Description of the task: The word to look for is "this". Report every line of the entries below that has it.

***** Records shown *****

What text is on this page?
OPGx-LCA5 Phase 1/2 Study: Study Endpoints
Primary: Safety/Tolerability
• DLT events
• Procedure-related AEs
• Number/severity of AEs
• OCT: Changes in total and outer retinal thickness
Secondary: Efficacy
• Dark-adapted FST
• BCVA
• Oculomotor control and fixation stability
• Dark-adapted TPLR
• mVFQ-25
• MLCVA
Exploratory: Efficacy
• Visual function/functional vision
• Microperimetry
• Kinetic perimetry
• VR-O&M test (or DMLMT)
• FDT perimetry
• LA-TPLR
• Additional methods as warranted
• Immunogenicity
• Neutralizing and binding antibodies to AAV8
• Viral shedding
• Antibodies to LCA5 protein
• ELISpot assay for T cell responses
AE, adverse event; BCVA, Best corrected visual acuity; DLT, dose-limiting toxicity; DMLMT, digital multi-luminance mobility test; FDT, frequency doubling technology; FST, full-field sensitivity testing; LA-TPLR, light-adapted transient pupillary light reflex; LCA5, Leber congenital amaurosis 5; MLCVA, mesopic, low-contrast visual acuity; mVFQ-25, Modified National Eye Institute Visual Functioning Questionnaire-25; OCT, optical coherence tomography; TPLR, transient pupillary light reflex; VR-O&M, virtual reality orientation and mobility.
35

*****
***** Records shown *****

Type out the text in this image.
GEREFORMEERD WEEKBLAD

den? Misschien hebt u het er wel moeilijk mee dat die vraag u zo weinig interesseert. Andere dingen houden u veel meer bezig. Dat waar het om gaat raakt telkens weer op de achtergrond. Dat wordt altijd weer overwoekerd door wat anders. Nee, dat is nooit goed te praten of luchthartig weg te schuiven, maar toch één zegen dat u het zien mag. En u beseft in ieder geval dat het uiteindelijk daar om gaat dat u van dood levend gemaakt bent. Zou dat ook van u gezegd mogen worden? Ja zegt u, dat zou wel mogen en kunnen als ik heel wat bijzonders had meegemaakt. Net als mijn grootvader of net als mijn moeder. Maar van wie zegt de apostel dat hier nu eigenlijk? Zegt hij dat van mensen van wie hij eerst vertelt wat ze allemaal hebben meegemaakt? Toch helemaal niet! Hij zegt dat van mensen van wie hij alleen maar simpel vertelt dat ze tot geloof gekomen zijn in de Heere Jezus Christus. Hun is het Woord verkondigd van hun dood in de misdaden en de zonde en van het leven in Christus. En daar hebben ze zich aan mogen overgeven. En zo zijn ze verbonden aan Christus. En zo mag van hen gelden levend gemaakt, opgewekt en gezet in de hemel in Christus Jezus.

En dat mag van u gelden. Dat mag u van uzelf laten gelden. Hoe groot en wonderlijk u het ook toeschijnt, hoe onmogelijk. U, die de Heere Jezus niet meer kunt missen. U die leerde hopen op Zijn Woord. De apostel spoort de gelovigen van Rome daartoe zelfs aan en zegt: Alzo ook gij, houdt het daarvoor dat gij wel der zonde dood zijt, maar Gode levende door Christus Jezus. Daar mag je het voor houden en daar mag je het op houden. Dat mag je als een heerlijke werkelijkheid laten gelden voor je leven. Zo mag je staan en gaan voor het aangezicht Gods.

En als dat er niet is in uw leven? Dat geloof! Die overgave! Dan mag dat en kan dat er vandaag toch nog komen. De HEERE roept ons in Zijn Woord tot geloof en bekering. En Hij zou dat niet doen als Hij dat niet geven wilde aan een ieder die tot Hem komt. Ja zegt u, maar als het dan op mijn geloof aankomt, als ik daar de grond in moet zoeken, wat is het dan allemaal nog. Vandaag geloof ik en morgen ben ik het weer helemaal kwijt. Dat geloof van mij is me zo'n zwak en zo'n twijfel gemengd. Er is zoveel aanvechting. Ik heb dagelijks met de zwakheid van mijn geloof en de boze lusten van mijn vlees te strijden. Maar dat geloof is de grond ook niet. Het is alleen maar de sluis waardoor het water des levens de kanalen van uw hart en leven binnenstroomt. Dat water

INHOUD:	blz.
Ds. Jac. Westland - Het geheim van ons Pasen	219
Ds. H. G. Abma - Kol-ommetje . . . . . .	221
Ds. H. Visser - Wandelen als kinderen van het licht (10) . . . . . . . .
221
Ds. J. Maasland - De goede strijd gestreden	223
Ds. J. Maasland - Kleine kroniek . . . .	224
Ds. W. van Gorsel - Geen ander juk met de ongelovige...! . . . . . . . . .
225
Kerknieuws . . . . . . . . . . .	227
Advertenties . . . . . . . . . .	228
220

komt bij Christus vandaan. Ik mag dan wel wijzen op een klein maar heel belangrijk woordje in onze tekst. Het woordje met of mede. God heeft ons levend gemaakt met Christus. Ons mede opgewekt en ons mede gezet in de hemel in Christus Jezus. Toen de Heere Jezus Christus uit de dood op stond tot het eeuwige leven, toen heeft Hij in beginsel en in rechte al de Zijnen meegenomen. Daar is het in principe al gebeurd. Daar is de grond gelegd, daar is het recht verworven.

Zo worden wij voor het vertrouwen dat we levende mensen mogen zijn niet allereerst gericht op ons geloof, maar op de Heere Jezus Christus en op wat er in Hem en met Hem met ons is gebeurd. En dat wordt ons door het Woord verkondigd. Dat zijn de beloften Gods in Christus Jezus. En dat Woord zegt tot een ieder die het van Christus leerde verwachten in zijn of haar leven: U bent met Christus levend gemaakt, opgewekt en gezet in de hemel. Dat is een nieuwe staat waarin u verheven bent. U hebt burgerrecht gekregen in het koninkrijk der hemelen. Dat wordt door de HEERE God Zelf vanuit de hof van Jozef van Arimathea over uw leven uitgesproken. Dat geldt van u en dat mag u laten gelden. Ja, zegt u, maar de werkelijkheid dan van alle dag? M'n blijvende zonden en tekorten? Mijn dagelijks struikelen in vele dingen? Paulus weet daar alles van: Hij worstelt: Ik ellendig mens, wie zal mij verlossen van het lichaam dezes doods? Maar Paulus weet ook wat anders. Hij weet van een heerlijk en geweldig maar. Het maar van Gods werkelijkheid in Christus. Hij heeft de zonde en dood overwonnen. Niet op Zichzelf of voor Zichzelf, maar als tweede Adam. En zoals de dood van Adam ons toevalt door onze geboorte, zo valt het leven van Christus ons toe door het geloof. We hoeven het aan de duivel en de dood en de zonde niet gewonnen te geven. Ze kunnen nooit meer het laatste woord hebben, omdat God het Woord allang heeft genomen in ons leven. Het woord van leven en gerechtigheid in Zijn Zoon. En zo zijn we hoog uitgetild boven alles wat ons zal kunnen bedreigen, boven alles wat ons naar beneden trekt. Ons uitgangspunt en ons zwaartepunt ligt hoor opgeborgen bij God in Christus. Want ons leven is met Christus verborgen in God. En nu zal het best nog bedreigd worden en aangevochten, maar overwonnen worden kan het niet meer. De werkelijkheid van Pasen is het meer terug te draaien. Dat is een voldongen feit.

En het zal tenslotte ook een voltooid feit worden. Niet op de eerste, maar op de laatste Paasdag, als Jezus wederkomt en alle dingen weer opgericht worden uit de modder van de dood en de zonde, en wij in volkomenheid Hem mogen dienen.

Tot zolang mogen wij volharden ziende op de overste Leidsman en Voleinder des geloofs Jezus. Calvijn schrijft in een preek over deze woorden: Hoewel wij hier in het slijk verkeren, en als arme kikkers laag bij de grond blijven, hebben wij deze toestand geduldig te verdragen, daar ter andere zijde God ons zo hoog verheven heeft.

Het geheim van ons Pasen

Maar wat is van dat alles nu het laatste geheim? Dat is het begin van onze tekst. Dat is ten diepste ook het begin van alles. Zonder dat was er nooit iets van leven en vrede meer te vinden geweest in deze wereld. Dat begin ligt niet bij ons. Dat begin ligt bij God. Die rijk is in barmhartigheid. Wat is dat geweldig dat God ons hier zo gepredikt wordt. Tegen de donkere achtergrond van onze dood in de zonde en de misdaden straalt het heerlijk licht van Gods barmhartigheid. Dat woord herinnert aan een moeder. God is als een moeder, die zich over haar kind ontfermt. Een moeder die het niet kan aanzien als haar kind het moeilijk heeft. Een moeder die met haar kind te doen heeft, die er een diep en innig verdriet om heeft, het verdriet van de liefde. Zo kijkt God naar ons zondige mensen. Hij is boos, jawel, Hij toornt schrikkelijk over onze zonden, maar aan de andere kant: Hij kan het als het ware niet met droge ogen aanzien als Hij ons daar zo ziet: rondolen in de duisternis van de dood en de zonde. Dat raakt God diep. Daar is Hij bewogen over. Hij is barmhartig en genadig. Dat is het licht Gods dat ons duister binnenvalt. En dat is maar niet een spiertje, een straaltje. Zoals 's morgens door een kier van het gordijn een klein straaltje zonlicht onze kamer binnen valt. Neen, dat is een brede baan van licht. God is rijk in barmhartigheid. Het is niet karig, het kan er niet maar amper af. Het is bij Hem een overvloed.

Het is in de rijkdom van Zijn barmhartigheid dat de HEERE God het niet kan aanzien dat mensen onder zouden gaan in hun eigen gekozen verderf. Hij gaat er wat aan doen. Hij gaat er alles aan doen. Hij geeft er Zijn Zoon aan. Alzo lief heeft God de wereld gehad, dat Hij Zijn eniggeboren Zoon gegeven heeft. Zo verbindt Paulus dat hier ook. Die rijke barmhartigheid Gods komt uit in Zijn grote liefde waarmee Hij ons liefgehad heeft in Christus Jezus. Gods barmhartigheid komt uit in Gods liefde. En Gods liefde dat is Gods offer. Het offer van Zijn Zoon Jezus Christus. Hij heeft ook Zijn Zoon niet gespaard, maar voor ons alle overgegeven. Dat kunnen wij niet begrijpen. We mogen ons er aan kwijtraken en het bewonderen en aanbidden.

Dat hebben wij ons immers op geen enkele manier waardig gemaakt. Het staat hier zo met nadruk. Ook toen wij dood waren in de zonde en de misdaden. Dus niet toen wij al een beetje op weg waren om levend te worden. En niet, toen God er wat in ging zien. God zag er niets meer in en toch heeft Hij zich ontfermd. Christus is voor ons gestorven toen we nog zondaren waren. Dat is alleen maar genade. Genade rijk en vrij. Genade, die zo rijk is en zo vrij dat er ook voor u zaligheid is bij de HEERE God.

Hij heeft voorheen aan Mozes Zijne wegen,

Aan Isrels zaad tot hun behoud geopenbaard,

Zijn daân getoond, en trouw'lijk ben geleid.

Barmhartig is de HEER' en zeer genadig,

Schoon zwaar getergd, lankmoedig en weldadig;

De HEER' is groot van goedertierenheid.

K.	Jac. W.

*****

Expected answer:
What text is on this page?
Type out the text in this image.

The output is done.